▶ Records supplied:
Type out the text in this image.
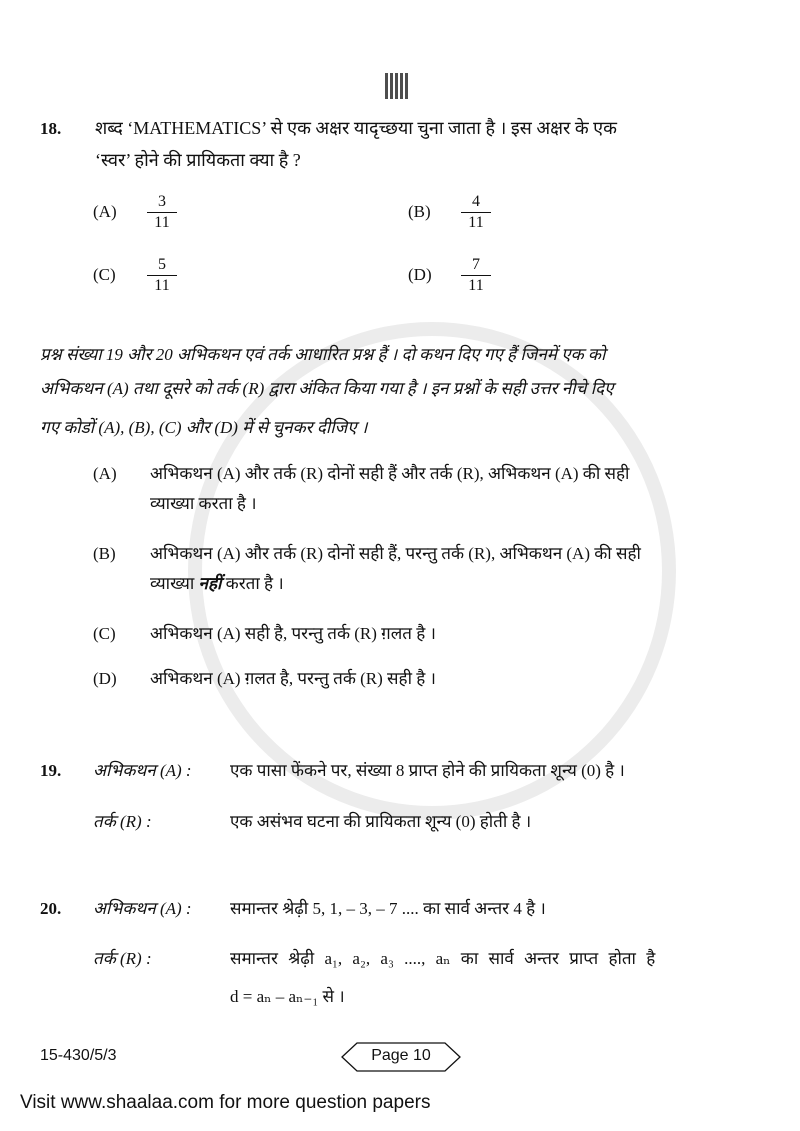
18.	शब्द ‘MATHEMATICS’ से एक अक्षर यादृच्छया चुना जाता है । इस अक्षर के एक
‘स्वर’ होने की प्रायिकता क्या है ?
$(A) \frac{3}{11}$	$(B) \frac{4}{11}$
$(C) \frac{5}{11}$	$(D) \frac{7}{11}$
प्रश्न संख्या 19 और 20 अभिकथन एवं तर्क आधारित प्रश्न हैं । दो कथन दिए गए हैं जिनमें एक को
अभिकथन (A) तथा दूसरे को तर्क (R) द्वारा अंकित किया गया है । इन प्रश्नों के सही उत्तर नीचे दिए
गए कोडों (A), (B), (C) और (D) में से चुनकर दीजिए ।
(A)	अभिकथन (A) और तर्क (R) दोनों सही हैं और तर्क (R), अभिकथन (A) की सही
व्याख्या करता है ।
(B)	अभिकथन (A) और तर्क (R) दोनों सही हैं, परन्तु तर्क (R), अभिकथन (A) की सही
व्याख्या नहीं करता है ।
(C)	अभिकथन (A) सही है, परन्तु तर्क (R) ग़लत है ।
(D)	अभिकथन (A) ग़लत है, परन्तु तर्क (R) सही है ।
19.	अभिकथन (A) :	एक पासा फेंकने पर, संख्या 8 प्राप्त होने की प्रायिकता शून्य (0) है ।
तर्क (R) :	एक असंभव घटना की प्रायिकता शून्य (0) होती है ।
20.	अभिकथन (A) :	समान्तर श्रेढ़ी 5, 1, – 3, – 7 .... का सार्व अन्तर 4 है ।
तर्क (R) :	समान्तर श्रेढ़ी a₁, a₂, a₃ ...., aₙ का सार्व अन्तर प्राप्त होता है
d = aₙ – aₙ₋₁ से ।
15-430/5/3	Page 10
Visit www.shaalaa.com for more question papers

▶ What the task asks: Find how many lines in the records contain the string "frac", then give the number alone.

▶ Solution to this problem: 2